*Текст для изучения*.
* * * * *
Шпионским байкам «великого разведчика» Крючкова самым прямым образом противоречат факты о том, что сначала Тараки, а затем и Амин много раз просили советское правительство и лично Брежнева ввести в Афганистан для защиты революции воинский контингент Советской армии. При всей своей хитрости и восточном коварстве Амин не подозревал, что уже с середины 1979 года в ПГУ дебатировался вопрос о его физическом устранении, Андропова постоянно настраивали на это сначала из Кабула, поскольку такого поворота событий хотел сам начальник разведки.
Затем, потрясенный убийством своего «друга» Тараки Амином, на физическом устранении Амина стал настаивать перед председателем КГБ «добрый» Брежнев. Но Амин по-прежнему доверял только своей советской охране. Даже 27 декабря 1979 года, в день смерти, Амин был сначала отравлен поваром — работником КГБ. Но советский посол не знал об акции ликвидации по приказу Брежнева друга СССР. По просьбе Амина, который все еще доверял только советским друзьям, он прислал во дворец главы ДРА посольского врача, который спас жизнь афганскому диктатору. Только для того, чтобы тем же вечером, через несколько часов, быть убитым при штурме его резиденции элитным подразделением спецназа КГБ при поддержке боевой группы ГРУ…
Слава богу, что в самом Советском Союзе подобные азиатские методы борьбы за власть остались в прошлом — всего за два с половиной десятилетия до 1979 года, в июле 1953-го, в коммунистическом Кремле, а не полуфеодальной ДРА, произошла почти такая же восточная смертельная борьба за власть: группировка одних палачей, хрущевско-маленковских, арестовала и беззаконно лишила жизни другую группу палачей — Берии и его присных.
* * * * *
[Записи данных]
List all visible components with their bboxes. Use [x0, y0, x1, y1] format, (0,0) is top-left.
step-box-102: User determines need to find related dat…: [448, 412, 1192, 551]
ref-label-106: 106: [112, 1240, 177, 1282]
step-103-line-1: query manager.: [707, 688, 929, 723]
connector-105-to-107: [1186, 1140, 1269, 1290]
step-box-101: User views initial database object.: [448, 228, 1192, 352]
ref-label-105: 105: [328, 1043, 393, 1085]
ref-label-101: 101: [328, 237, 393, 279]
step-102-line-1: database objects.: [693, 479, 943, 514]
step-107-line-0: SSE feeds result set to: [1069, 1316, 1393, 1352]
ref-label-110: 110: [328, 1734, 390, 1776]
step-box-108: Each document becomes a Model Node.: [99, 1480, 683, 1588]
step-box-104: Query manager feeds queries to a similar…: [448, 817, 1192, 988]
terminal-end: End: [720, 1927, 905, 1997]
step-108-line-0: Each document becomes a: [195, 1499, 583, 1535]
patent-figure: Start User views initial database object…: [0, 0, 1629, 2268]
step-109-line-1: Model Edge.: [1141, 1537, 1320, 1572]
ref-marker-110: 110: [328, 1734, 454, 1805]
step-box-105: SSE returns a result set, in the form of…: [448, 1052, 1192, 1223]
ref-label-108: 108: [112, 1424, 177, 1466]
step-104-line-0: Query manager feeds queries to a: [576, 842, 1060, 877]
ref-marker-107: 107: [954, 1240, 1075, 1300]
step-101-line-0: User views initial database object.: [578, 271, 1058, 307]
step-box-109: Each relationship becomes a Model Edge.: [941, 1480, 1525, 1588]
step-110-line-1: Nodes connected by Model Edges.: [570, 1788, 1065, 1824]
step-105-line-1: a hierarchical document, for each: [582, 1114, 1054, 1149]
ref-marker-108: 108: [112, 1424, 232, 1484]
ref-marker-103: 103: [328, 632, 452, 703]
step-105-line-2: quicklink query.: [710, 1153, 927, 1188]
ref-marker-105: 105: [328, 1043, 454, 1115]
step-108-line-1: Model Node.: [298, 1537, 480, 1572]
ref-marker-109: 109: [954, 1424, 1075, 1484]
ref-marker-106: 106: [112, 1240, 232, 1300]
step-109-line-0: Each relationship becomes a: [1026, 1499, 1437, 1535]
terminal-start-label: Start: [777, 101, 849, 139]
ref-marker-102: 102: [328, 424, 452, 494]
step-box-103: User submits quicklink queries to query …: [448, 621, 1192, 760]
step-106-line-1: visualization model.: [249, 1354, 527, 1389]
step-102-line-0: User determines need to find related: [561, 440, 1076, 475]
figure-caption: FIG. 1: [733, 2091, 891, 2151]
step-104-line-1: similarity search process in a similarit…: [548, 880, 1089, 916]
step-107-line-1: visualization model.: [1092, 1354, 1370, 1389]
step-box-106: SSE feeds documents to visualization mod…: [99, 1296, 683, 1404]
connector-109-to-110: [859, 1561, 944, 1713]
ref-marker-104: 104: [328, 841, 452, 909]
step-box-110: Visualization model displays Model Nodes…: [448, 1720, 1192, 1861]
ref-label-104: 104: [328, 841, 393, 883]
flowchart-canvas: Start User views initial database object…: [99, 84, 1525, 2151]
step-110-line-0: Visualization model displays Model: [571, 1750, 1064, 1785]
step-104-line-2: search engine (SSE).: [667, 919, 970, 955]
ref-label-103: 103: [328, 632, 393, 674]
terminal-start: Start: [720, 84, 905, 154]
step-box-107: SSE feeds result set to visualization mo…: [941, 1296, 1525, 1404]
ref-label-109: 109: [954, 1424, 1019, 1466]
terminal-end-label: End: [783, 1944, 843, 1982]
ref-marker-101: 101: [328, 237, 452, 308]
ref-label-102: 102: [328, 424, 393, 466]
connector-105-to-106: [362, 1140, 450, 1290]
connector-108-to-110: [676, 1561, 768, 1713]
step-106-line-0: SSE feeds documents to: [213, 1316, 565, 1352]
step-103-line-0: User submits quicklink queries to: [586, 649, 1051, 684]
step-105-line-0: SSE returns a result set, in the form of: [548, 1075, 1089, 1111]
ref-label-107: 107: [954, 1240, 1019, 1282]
* * * * *
*Задание*.
Выпишите из текста об Амине всех людей, чья фамилия стоит там отдельным словом, а не внутри прилагательного.

*Ваш ответ*.
Крючков, Тараки, Амин, Брежнев, Андропов, Берия.